> [OBJECTIVE] Pick out and copy every line below that has the word "JSON".

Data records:
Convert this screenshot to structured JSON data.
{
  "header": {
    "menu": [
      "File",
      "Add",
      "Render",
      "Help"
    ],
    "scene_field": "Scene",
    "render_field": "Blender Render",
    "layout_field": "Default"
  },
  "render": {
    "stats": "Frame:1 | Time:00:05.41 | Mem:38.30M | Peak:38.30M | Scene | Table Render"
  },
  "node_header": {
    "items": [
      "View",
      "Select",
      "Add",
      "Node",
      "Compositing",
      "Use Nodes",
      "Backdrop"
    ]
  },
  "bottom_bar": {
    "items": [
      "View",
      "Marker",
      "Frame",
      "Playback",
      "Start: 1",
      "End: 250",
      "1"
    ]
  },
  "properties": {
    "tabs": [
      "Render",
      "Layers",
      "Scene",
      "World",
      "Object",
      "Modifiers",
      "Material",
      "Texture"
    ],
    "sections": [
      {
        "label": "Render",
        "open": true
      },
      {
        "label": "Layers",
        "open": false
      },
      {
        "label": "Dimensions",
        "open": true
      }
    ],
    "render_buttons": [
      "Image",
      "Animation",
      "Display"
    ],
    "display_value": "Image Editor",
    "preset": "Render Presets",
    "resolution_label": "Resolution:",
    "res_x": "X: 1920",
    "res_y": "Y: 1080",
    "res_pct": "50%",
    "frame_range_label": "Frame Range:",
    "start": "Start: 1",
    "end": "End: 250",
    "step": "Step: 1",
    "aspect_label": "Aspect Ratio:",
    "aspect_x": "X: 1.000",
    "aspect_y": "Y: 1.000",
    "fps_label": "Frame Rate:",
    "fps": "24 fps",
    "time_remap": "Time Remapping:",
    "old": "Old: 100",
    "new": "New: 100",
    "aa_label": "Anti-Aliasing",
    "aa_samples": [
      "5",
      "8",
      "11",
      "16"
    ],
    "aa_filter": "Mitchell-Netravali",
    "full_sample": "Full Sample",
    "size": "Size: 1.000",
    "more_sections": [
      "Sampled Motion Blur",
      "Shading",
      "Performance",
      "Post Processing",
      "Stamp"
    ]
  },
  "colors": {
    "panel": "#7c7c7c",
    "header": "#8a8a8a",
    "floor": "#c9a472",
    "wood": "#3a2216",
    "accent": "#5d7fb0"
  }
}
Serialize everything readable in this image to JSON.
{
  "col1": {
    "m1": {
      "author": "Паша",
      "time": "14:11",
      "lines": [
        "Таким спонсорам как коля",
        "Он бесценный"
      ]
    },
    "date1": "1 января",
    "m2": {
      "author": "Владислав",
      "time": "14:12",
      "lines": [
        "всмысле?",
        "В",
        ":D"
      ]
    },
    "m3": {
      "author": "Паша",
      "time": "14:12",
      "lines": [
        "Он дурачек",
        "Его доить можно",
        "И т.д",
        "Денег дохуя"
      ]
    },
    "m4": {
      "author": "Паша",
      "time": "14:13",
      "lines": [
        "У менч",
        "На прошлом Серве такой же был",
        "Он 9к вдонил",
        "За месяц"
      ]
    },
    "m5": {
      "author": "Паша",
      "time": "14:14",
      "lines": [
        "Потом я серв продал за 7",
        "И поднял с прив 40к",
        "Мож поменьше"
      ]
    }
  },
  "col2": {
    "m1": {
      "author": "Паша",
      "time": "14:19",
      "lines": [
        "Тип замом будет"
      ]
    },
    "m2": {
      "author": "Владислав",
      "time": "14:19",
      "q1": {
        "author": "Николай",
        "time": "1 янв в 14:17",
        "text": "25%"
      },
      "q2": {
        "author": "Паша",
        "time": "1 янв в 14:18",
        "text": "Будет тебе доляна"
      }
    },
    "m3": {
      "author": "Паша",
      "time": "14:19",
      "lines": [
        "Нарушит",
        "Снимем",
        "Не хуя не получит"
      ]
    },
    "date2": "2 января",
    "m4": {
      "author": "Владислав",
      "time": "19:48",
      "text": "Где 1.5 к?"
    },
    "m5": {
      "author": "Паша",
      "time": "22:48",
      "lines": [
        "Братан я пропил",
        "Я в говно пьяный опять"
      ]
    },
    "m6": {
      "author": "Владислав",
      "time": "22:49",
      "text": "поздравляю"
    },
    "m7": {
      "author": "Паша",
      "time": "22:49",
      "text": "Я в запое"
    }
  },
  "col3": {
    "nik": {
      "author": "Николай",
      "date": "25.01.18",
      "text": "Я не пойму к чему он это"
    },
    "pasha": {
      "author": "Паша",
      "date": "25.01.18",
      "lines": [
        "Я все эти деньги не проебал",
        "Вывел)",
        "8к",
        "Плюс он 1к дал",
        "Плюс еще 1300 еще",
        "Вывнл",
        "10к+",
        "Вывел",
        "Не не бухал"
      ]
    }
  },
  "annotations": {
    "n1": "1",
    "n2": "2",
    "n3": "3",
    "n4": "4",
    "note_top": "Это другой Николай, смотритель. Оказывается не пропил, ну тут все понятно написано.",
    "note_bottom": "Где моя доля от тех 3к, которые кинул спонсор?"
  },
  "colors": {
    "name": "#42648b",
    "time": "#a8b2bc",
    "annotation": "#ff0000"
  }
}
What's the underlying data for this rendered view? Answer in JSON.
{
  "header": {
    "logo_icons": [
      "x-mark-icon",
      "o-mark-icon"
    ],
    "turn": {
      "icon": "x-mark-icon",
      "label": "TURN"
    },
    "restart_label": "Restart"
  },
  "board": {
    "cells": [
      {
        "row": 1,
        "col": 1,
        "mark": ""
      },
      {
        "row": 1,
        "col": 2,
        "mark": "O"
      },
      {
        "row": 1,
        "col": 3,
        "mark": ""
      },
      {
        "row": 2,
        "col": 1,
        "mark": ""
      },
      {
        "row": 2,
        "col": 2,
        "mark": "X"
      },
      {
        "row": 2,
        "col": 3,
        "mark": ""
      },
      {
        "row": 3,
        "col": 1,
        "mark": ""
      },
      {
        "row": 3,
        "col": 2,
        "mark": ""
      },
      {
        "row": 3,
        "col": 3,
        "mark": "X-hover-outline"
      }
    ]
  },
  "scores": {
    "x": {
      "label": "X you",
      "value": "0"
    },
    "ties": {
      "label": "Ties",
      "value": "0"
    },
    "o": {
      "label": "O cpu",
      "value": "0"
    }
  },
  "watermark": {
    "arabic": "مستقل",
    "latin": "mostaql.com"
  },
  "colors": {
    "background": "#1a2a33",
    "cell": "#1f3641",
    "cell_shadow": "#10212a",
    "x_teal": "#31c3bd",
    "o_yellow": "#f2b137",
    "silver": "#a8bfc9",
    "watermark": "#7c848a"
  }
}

> [RESPONSE FOR THIS EXERCISE]
Convert this screenshot to structured JSON data.
Serialize everything readable in this image to JSON.
What's the underlying data for this rendered view? Answer in JSON.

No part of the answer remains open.